◆ **What the task requires**
Give these items again with every "Farabi" changed to "Fârâbî" and nothing else altered. Leave the pictures out of your answer.

--- Begin Information provided ---

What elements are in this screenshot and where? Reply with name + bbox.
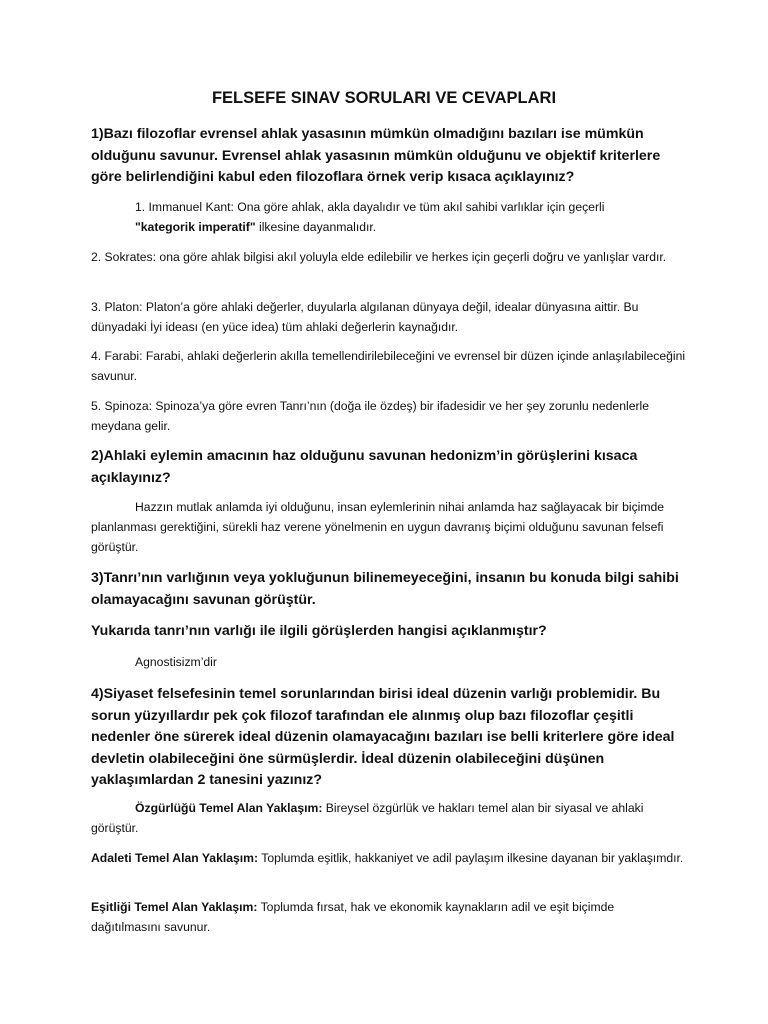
answer-3: Agnostisizm’dir	[135, 655, 217, 669]
answer-4-item-3-label: Eşitliği Temel Alan Yaklaşım:	[91, 900, 258, 914]
answer-1-item-2: 2. Sokrates: ona göre ahlak bilgisi akıl yoluyla elde edilebilir ve herkes için geçerli doğru ve yanlışlar vardır.	[91, 250, 667, 264]
question-3-statement: 3)Tanrı’nın varlığının veya yokluğunun bilinemeyeceğini, insanın bu konuda bilgi sahibi olamayacağını savunan görüştür.	[91, 570, 679, 608]
answer-4-item-3-text: Toplumda fırsat, hak ve ekonomik kaynakların adil ve eşit biçimde dağıtılmasını savunur.	[91, 900, 615, 934]
answer-1-item-5: 5. Spinoza: Spinoza’ya göre evren Tanrı’nın (doğa ile özdeş) bir ifadesidir ve her şey zorunlu nedenlerle meydana gelir.	[91, 399, 650, 433]
answer-4-item-1	[91, 798, 686, 838]
answer-4-item-2-label: Adaleti Temel Alan Yaklaşım:	[91, 851, 259, 865]
answer-1-item-1-tail: ilkesine dayanmalıdır.	[255, 220, 377, 234]
page-title: FELSEFE SINAV SORULARI VE CEVAPLARI	[211, 89, 557, 107]
answer-4-item-1-text: Bireysel özgürlük ve hakları temel alan bir siyasal ve ahlaki görüştür.	[91, 801, 644, 835]
question-2: 2)Ahlaki eylemin amacının haz olduğunu savunan hedonizm’in görüşlerini kısaca açıklayınız?	[91, 448, 638, 486]
answer-4-item-1-label: Özgürlüğü Temel Alan Yaklaşım:	[135, 801, 323, 815]
answer-2: Hazzın mutlak anlamda iyi olduğunu, insan eylemlerinin nihai anlamda haz sağlayacak bir biçimde planlanması gerektiğini, sürekli haz verene yönelmenin en uygun davranış biçimi olduğunu savunan felsefi görüştür.	[91, 500, 665, 554]
answer-4-item-2-text: Toplumda eşitlik, hakkaniyet ve adil paylaşım ilkesine dayanan bir yaklaşımdır.	[258, 851, 684, 865]
question-4: 4)Siyaset felsefesinin temel sorunlarından birisi ideal düzenin varlığı problemidir. Bu sorun yüzyıllardır pek çok filozof tarafından ele alınmış olup bazı filozoflar çeşitli nedenler öne sürerek ideal düzenin olamayacağını bazıları ise belli kriterlere göre ideal devletin olabileceğini öne sürmüşlerdir. İdeal düzenin olabileceğini düşünen yaklaşımlardan 2 tanesini yazınız?	[91, 686, 675, 788]
answer-4-item-2	[91, 848, 686, 868]
question-1: 1)Bazı filozoflar evrensel ahlak yasasının mümkün olmadığını bazıları ise mümkün olduğunu savunur. Evrensel ahlak yasasının mümkün olduğunu ve objektif kriterlere göre belirlendiğini kabul eden filozoflara örnek verip kısaca açıklayınız?	[91, 126, 661, 185]
answer-1-item-1-text: 1. Immanuel Kant: Ona göre ahlak, akla dayalıdır ve tüm akıl sahibi varlıklar için geçerli	[135, 200, 605, 214]
answer-1-item-1-bold: "kategorik imperatif"	[135, 220, 256, 234]
answer-1-item-1	[91, 197, 686, 237]
answer-1-item-4: 4. Farabi: Farabi, ahlaki değerlerin akılla temellendirilebileceğini ve evrensel bir düzen içinde anlaşılabileceğini savunur.	[91, 349, 686, 383]
answer-4-item-3	[91, 897, 686, 937]
question-3: Yukarıda tanrı’nın varlığı ile ilgili görüşlerden hangisi açıklanmıştır?	[91, 623, 547, 639]
answer-1-item-3: 3. Platon: Platon’a göre ahlaki değerler, duyularla algılanan dünyaya değil, idealar dünyasına aittir. Bu dünyadaki İyi ideası (en yüce idea) tüm ahlaki değerlerin kaynağıdır.	[91, 300, 639, 334]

--- End Information provided ---

◆ **Result for this task**
What elements are in this screenshot and where? Reply with name + bbox.
answer-3: Agnostisizm’dir	[135, 655, 217, 669]
answer-4-item-3-label: Eşitliği Temel Alan Yaklaşım:	[91, 900, 258, 914]
answer-1-item-2: 2. Sokrates: ona göre ahlak bilgisi akıl yoluyla elde edilebilir ve herkes için geçerli doğru ve yanlışlar vardır.	[91, 250, 667, 264]
question-3-statement: 3)Tanrı’nın varlığının veya yokluğunun bilinemeyeceğini, insanın bu konuda bilgi sahibi olamayacağını savunan görüştür.	[91, 570, 679, 608]
answer-4-item-3-text: Toplumda fırsat, hak ve ekonomik kaynakların adil ve eşit biçimde dağıtılmasını savunur.	[91, 900, 615, 934]
answer-1-item-5: 5. Spinoza: Spinoza’ya göre evren Tanrı’nın (doğa ile özdeş) bir ifadesidir ve her şey zorunlu nedenlerle meydana gelir.	[91, 399, 650, 433]
answer-4-item-1	[91, 798, 686, 838]
answer-4-item-2-label: Adaleti Temel Alan Yaklaşım:	[91, 851, 259, 865]
answer-1-item-1-tail: ilkesine dayanmalıdır.	[255, 220, 377, 234]
page-title: FELSEFE SINAV SORULARI VE CEVAPLARI	[211, 89, 557, 107]
answer-4-item-1-text: Bireysel özgürlük ve hakları temel alan bir siyasal ve ahlaki görüştür.	[91, 801, 644, 835]
question-2: 2)Ahlaki eylemin amacının haz olduğunu savunan hedonizm’in görüşlerini kısaca açıklayınız?	[91, 448, 638, 486]
answer-4-item-1-label: Özgürlüğü Temel Alan Yaklaşım:	[135, 801, 323, 815]
answer-2: Hazzın mutlak anlamda iyi olduğunu, insan eylemlerinin nihai anlamda haz sağlayacak bir biçimde planlanması gerektiğini, sürekli haz verene yönelmenin en uygun davranış biçimi olduğunu savunan felsefi görüştür.	[91, 500, 665, 554]
answer-4-item-2-text: Toplumda eşitlik, hakkaniyet ve adil paylaşım ilkesine dayanan bir yaklaşımdır.	[258, 851, 684, 865]
question-4: 4)Siyaset felsefesinin temel sorunlarından birisi ideal düzenin varlığı problemidir. Bu sorun yüzyıllardır pek çok filozof tarafından ele alınmış olup bazı filozoflar çeşitli nedenler öne sürerek ideal düzenin olamayacağını bazıları ise belli kriterlere göre ideal devletin olabileceğini öne sürmüşlerdir. İdeal düzenin olabileceğini düşünen yaklaşımlardan 2 tanesini yazınız?	[91, 686, 675, 788]
answer-4-item-2	[91, 848, 686, 868]
question-1: 1)Bazı filozoflar evrensel ahlak yasasının mümkün olmadığını bazıları ise mümkün olduğunu savunur. Evrensel ahlak yasasının mümkün olduğunu ve objektif kriterlere göre belirlendiğini kabul eden filozoflara örnek verip kısaca açıklayınız?	[91, 126, 661, 185]
answer-1-item-1-text: 1. Immanuel Kant: Ona göre ahlak, akla dayalıdır ve tüm akıl sahibi varlıklar için geçerli	[135, 200, 605, 214]
answer-1-item-1-bold: "kategorik imperatif"	[135, 220, 256, 234]
answer-1-item-1	[91, 197, 686, 237]
answer-1-item-4: 4. Fârâbî: Fârâbî, ahlaki değerlerin akılla temellendirilebileceğini ve evrensel bir düzen içinde anlaşılabileceğini savunur.	[91, 349, 686, 383]
answer-4-item-3	[91, 897, 686, 937]
question-3: Yukarıda tanrı’nın varlığı ile ilgili görüşlerden hangisi açıklanmıştır?	[91, 623, 547, 639]
answer-1-item-3: 3. Platon: Platon’a göre ahlaki değerler, duyularla algılanan dünyaya değil, idealar dünyasına aittir. Bu dünyadaki İyi ideası (en yüce idea) tüm ahlaki değerlerin kaynağıdır.	[91, 300, 639, 334]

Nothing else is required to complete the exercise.